-- begin RECORDS PROVIDED --
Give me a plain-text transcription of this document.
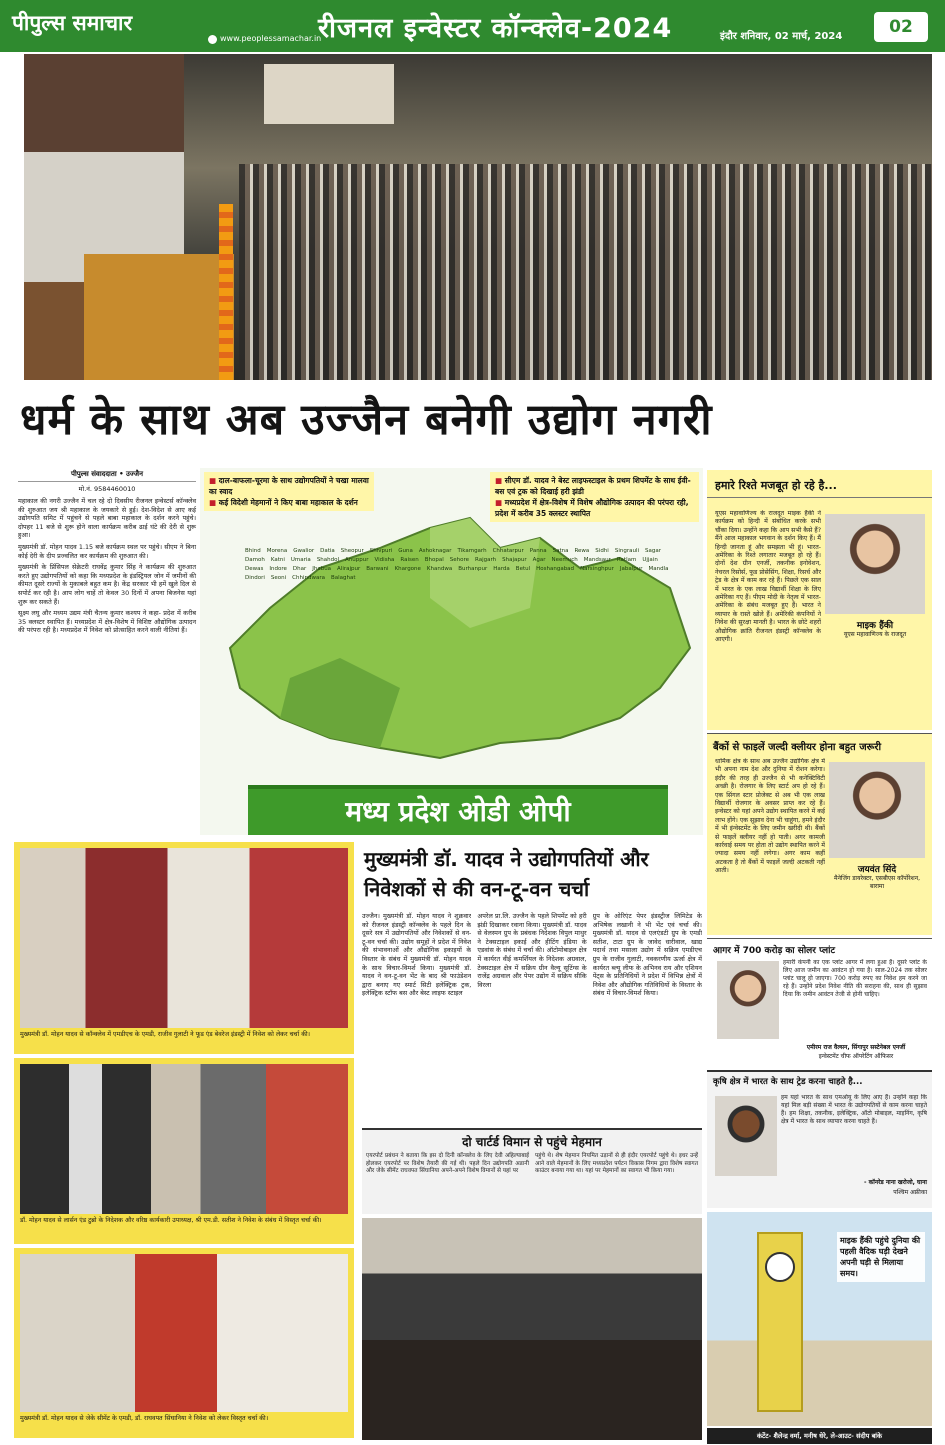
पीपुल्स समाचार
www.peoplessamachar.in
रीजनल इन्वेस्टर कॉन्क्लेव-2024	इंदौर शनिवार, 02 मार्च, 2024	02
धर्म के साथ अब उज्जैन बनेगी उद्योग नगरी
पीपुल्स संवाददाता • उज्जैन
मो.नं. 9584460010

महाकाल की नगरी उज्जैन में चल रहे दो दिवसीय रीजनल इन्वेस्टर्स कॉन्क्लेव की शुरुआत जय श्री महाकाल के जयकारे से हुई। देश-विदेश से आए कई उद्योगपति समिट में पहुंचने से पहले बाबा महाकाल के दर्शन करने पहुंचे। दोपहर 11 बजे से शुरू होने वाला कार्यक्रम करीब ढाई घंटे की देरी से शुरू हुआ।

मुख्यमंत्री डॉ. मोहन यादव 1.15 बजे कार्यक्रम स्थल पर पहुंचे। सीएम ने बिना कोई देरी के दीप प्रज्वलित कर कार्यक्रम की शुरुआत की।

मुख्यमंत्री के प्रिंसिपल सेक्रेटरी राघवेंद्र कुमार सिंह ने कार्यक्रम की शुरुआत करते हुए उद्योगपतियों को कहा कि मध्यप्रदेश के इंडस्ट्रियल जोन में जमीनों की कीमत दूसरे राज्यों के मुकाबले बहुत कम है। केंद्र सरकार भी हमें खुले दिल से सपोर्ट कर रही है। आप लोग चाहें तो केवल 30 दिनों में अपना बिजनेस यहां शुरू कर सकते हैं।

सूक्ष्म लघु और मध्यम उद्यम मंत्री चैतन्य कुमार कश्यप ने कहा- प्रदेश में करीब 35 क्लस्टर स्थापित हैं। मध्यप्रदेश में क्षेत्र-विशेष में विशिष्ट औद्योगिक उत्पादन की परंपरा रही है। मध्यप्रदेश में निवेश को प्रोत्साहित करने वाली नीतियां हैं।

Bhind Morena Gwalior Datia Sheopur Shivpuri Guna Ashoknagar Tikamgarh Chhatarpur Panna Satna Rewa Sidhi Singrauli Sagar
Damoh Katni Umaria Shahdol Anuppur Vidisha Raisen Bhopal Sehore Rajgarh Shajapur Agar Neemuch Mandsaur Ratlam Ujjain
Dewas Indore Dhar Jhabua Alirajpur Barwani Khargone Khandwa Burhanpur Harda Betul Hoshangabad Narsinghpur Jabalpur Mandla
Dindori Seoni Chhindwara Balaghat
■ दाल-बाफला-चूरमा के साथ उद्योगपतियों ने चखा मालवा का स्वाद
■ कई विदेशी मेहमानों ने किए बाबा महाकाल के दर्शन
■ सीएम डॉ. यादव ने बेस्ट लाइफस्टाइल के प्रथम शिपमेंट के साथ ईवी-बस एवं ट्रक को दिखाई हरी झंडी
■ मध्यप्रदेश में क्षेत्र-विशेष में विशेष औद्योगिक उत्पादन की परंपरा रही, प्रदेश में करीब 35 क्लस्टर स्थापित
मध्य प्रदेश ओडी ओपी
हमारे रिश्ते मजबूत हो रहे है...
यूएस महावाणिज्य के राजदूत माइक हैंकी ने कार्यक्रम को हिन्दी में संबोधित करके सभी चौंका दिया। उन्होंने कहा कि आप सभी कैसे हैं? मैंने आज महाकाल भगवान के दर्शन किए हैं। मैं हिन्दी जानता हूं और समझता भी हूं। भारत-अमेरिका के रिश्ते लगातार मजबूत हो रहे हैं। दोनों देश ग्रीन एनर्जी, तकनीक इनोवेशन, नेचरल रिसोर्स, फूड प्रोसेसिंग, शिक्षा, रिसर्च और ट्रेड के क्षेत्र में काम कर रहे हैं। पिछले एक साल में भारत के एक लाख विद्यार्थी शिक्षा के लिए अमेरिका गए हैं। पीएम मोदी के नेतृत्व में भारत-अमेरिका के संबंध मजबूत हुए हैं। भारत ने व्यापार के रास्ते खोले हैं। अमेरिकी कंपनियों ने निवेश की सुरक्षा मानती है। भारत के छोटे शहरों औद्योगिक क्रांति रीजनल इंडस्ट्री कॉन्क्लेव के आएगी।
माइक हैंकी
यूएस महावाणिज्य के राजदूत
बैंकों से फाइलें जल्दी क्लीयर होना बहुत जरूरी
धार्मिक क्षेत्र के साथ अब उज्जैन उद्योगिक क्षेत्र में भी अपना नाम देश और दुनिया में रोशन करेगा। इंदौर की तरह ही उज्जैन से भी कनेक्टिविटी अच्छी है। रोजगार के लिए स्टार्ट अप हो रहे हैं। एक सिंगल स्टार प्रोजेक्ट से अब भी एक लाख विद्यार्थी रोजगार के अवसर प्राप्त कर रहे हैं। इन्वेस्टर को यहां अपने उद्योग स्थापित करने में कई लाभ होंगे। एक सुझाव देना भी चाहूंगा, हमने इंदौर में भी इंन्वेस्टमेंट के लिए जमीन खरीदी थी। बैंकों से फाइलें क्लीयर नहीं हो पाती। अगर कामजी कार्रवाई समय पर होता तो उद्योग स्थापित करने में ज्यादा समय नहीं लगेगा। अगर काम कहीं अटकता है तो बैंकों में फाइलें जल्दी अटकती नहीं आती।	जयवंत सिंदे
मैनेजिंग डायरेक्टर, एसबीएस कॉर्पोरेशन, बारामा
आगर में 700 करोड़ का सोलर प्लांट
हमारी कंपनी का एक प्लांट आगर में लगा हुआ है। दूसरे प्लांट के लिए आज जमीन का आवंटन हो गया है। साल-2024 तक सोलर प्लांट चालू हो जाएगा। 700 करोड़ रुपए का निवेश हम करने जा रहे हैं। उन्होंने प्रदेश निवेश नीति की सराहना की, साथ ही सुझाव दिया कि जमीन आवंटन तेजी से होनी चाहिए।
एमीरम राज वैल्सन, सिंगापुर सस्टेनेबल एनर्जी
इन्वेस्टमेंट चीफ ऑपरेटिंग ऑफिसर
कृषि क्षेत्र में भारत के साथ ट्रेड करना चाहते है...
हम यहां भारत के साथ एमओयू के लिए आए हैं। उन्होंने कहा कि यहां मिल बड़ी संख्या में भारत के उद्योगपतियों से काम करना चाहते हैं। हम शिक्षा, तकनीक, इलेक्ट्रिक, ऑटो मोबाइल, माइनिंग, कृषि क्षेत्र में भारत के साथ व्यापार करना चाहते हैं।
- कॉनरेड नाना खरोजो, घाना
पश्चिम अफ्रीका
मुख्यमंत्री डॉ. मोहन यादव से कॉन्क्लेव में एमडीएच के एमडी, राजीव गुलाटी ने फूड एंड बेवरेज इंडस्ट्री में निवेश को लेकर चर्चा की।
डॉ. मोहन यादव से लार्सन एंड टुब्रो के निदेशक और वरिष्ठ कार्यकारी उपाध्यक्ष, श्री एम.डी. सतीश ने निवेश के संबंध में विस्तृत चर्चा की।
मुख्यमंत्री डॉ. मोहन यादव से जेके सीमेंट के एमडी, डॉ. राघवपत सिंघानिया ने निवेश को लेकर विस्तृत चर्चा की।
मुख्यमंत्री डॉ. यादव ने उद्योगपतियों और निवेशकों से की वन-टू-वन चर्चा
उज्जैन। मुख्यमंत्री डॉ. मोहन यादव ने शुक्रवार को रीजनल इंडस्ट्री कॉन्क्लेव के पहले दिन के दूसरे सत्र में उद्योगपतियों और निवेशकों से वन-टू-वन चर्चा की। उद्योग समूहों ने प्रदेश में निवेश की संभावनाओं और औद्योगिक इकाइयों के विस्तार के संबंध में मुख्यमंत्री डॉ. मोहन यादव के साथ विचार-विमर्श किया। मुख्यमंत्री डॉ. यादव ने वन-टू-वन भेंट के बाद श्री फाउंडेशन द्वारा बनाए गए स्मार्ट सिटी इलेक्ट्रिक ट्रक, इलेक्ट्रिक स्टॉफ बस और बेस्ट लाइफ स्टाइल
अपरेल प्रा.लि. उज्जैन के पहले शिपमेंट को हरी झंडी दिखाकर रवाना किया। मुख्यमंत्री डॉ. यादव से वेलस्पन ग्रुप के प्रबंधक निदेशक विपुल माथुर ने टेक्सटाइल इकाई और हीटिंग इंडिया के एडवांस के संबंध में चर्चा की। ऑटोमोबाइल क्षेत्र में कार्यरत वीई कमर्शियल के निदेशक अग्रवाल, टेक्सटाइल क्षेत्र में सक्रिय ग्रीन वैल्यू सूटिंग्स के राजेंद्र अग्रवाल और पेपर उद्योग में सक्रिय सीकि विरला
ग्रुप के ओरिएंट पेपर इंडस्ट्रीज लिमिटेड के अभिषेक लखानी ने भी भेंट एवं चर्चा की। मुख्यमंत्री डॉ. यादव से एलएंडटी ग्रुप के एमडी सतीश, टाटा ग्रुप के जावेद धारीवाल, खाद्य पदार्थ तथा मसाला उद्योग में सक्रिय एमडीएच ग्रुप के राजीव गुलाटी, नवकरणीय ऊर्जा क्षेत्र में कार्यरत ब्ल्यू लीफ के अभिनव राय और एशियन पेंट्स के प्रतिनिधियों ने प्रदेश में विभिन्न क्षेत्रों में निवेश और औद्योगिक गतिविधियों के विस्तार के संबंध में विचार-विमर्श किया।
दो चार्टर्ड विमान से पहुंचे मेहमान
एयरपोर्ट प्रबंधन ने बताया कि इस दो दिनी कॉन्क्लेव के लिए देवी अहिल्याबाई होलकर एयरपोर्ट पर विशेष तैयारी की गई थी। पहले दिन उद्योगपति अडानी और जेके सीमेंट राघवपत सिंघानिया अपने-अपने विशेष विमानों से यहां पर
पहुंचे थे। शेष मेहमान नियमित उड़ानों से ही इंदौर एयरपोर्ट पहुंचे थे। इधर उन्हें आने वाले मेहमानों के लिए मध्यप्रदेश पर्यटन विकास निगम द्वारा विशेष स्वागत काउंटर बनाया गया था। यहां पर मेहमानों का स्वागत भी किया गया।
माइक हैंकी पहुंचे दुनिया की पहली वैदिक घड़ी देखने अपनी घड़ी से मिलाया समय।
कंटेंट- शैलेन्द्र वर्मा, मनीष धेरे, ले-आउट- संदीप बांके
-- end RECORDS PROVIDED --
Only lines with the word "घवपत" are wanted, so copy each one from the records.

=== FINISHED EXERCISE ===
मुख्यमंत्री डॉ. मोहन यादव से जेके सीमेंट के एमडी, डॉ. राघवपत सिंघानिया ने निवेश को लेकर विस्तृत चर्चा की।
एयरपोर्ट प्रबंधन ने बताया कि इस दो दिनी कॉन्क्लेव के लिए देवी अहिल्याबाई होलकर एयरपोर्ट पर विशेष तैयारी की गई थी। पहले दिन उद्योगपति अडानी और जेके सीमेंट राघवपत सिंघानिया अपने-अपने विशेष विमानों से यहां पर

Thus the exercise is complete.